Of all the lines in the records, how many hold the word "language"? Answer with the number only.

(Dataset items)
[start]

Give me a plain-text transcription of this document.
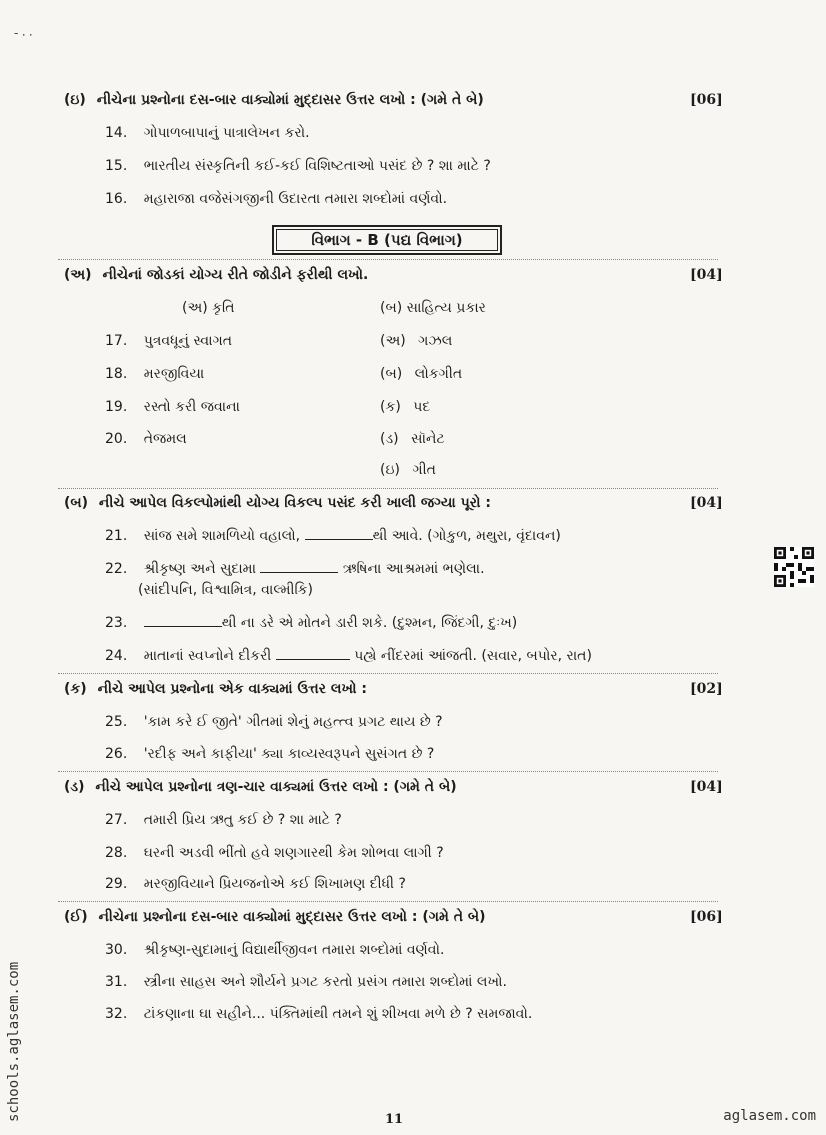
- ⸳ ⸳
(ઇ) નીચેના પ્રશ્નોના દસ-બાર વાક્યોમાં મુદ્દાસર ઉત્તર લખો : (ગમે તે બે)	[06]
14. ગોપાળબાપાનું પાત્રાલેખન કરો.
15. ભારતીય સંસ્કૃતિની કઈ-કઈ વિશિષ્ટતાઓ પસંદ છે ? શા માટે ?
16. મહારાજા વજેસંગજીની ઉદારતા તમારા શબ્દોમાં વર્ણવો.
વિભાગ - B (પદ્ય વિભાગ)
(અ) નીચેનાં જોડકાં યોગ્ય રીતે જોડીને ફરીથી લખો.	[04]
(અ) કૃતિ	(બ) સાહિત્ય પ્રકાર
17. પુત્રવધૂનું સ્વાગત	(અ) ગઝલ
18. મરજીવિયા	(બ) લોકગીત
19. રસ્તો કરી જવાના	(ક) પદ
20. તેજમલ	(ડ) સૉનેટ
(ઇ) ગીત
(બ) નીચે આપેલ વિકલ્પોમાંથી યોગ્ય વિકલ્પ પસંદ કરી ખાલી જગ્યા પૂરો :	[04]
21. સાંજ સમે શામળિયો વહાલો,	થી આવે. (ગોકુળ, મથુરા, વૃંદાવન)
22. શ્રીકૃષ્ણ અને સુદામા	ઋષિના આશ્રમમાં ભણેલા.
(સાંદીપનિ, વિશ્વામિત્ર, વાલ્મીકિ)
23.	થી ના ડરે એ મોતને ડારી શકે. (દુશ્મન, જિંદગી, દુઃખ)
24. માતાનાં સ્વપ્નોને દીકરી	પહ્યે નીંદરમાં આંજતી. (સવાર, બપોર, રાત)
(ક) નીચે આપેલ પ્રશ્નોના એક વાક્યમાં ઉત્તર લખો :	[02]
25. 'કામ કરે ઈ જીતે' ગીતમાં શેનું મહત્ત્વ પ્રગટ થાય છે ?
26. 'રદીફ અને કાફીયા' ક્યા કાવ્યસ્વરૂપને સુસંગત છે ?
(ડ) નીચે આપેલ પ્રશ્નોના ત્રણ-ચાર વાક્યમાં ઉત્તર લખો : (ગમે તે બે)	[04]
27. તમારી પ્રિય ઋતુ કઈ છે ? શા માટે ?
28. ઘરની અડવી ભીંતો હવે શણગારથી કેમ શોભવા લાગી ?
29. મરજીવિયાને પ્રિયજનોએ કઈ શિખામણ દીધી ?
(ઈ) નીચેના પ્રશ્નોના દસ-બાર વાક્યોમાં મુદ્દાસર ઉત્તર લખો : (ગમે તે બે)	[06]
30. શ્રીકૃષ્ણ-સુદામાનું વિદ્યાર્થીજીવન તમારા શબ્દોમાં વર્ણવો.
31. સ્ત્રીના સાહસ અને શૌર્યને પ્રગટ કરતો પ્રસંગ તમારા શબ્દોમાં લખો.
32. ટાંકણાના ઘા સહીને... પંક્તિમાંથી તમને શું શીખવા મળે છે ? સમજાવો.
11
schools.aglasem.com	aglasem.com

[end]
[start]

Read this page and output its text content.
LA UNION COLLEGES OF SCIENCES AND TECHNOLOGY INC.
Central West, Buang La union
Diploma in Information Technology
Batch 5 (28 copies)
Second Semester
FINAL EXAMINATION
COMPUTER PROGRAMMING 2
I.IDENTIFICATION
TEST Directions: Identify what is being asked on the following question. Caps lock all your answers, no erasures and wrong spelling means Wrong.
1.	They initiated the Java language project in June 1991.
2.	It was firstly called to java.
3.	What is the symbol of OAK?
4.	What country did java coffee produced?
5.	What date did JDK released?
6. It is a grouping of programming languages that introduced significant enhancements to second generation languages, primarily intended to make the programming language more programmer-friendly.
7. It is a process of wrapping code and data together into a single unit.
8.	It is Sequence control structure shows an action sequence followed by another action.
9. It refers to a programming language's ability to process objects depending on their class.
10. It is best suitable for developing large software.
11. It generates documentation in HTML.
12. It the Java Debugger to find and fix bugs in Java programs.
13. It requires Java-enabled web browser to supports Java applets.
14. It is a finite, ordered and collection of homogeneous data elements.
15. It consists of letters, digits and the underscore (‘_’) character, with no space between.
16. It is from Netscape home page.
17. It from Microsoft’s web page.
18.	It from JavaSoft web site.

[end]

TASK ANSWER >> 3